━━━━━ Text provided ━━━━━

[FFmpeg-devel] [PATCH v2 2/6] avformat/srtdec: UTF-16 support

wm4 nfxjfg at googlemail.com
Thu Sep 4 22:40:23 CEST 2014


---
ff_subtitles_read_line() now returns an error if a 0 byte is
encountered. This is faster and could be considered more correct.
It also handles UTF recode errors better.
---
 libavformat/srtdec.c    | 25 +++++++++++++-----------
 libavformat/subtitles.c | 51 +++++++++++++++++++++++++++++++++++++++++++++++--
 libavformat/subtitles.h | 36 +++++++++++++++++++++++++++++++---
 3 files changed, 96 insertions(+), 16 deletions(-)

━━━━━ Dataset entries ━━━━━

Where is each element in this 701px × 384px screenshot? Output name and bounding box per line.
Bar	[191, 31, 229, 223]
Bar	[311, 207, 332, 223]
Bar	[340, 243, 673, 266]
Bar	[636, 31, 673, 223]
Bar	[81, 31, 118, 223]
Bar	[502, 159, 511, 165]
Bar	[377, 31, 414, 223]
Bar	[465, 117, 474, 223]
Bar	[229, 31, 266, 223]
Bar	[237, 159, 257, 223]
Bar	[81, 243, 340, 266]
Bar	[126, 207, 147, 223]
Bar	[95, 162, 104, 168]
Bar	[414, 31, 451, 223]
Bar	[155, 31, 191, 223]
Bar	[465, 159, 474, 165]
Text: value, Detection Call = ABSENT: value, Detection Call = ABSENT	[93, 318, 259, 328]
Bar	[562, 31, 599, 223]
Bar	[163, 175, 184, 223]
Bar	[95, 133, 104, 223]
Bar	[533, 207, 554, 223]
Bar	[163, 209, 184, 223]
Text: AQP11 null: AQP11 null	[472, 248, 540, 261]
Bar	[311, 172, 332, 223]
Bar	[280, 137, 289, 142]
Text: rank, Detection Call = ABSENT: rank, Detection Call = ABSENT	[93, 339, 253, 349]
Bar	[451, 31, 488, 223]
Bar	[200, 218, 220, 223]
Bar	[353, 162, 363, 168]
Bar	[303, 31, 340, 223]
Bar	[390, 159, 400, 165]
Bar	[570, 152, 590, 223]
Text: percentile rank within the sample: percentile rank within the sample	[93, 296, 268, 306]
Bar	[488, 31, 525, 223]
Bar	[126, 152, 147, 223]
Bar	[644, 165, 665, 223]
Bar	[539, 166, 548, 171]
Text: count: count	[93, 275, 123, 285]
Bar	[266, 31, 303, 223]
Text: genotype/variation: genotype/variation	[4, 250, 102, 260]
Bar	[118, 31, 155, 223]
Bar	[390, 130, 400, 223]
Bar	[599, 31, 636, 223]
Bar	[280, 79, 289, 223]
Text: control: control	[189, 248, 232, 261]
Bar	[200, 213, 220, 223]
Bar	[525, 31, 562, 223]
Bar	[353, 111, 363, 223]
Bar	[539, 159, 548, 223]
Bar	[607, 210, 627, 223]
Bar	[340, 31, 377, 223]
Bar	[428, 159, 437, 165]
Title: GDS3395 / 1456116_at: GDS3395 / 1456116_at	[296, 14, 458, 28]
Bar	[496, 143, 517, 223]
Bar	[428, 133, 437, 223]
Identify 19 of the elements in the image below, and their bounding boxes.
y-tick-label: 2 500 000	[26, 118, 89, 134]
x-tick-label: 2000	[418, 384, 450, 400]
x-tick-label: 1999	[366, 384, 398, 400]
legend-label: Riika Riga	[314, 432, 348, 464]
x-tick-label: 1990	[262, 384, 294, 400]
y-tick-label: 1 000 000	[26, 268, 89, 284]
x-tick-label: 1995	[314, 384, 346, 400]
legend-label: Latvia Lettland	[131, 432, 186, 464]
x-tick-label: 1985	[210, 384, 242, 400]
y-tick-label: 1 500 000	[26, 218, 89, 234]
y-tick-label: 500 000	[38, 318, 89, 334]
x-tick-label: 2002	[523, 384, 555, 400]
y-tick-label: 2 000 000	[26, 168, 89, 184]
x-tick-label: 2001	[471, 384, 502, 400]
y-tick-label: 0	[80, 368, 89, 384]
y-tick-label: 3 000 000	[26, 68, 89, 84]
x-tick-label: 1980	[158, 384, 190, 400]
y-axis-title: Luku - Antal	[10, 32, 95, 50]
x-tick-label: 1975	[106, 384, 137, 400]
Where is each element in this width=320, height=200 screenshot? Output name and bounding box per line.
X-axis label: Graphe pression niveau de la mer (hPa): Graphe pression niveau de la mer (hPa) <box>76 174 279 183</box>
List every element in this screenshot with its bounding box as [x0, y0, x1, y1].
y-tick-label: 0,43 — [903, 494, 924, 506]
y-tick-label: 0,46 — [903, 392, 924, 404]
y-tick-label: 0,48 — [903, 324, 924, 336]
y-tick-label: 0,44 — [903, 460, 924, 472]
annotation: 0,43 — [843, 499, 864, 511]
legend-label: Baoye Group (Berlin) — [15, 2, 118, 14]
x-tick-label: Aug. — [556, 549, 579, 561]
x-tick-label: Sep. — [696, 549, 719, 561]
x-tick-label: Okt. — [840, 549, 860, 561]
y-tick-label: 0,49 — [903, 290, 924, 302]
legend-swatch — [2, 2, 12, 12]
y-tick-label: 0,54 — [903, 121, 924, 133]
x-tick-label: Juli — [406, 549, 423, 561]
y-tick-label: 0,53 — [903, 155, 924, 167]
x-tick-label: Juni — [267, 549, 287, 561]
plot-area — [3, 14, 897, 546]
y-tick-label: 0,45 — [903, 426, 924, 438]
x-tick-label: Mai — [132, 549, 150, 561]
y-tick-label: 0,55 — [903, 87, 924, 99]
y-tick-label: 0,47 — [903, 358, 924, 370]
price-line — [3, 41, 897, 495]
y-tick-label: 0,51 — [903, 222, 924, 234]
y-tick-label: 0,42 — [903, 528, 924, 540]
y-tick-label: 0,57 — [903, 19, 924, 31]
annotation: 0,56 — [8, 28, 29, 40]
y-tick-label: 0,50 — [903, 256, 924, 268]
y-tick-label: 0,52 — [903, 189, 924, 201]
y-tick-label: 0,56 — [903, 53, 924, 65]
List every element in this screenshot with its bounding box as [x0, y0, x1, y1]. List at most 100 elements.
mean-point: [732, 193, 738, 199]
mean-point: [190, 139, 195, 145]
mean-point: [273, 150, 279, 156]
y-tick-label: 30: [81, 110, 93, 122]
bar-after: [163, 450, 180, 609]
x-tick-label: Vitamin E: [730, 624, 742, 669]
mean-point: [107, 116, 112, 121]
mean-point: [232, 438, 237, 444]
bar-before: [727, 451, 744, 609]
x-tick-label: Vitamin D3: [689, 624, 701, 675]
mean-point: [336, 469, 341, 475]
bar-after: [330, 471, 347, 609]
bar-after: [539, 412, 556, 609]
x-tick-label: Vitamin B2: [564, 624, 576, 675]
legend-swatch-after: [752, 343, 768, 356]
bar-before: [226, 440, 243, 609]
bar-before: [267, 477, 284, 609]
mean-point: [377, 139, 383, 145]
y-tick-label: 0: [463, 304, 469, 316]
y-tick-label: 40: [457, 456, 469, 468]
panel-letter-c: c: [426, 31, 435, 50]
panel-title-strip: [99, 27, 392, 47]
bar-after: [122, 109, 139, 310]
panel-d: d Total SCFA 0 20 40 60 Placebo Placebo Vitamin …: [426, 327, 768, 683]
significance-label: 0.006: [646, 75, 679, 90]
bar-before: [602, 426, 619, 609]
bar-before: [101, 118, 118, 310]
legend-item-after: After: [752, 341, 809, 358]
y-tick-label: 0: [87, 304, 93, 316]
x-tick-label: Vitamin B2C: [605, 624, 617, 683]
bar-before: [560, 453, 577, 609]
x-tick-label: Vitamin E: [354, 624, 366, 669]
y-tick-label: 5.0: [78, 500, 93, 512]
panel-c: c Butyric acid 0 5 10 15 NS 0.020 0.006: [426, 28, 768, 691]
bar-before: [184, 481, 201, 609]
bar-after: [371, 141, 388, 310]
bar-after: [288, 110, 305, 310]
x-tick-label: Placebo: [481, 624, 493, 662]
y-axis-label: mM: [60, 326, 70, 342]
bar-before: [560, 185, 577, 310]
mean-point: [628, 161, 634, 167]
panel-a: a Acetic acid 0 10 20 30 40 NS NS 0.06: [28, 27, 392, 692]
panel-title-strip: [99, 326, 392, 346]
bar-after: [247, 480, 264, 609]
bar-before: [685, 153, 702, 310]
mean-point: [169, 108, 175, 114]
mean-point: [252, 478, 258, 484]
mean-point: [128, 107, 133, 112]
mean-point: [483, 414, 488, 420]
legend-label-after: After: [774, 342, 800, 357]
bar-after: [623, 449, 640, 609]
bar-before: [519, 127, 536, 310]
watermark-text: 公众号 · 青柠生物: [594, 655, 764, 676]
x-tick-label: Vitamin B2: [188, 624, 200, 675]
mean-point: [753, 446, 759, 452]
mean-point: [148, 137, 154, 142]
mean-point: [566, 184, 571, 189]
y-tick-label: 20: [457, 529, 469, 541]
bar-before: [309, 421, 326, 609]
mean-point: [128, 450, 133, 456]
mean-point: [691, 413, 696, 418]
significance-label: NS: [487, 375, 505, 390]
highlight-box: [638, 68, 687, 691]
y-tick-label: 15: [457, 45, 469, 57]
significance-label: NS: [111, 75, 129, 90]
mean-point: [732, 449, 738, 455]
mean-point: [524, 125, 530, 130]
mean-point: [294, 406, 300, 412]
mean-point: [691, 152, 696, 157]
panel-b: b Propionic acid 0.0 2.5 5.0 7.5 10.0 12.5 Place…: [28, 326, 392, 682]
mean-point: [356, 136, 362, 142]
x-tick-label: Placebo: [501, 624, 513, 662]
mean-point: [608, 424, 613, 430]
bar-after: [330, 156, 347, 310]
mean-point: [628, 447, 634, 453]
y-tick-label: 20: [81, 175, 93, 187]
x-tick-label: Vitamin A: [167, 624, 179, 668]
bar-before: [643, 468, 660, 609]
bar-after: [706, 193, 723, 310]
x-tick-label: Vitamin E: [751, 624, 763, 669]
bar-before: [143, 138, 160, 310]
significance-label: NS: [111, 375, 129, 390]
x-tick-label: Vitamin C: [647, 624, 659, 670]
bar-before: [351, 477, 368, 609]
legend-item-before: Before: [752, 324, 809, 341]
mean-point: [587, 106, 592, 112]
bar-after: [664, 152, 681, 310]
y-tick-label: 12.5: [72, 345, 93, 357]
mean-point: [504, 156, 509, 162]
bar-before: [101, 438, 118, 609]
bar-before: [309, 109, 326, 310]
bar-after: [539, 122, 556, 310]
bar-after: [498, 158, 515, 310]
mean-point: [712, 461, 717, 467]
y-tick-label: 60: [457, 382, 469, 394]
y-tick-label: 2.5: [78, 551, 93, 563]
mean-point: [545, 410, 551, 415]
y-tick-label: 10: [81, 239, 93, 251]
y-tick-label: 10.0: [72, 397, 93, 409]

━━━━━

_Task goal_
Please continue the FFmpeg patch email on UTF-16 support in the SRT demuxer from the point where it stops. The listing is separate from the patch email and unrelated to it.

_The reply_
diff --git a/libavformat/srtdec.c b/libavformat/srtdec.c
index 53182cd..b63d344 100644
--- a/libavformat/srtdec.c
+++ b/libavformat/srtdec.c
@@ -31,20 +31,21 @@ typedef struct {
 
 static int srt_probe(AVProbeData *p)
 {
-    const unsigned char *ptr = p->buf;
     int i, v, num = 0;
+    FFTextReader tr;
 
-    if (AV_RB24(ptr) == 0xEFBBBF)
-        ptr += 3;  /* skip UTF-8 BOM */
+    ff_text_init_buf(&tr, p->buf, p->buf_size);
 
-    while (*ptr == '\r' || *ptr == '\n')
-        ptr++;
+    while (ff_text_peek_r8(&tr) == '\r' || ff_text_peek_r8(&tr) == '\n')
+        ff_text_r8(&tr);
     for (i=0; i<2; i++) {
+        char buf[128];
+        if (ff_subtitles_read_line(&tr, buf, sizeof(buf)) < 0)
+            break;
         if ((num == i || num + 1 == i)
-            && sscanf(ptr, "%*d:%*2d:%*2d%*1[,.]%*3d --> %*d:%*2d:%*2d%*1[,.]%3d", &v) == 1)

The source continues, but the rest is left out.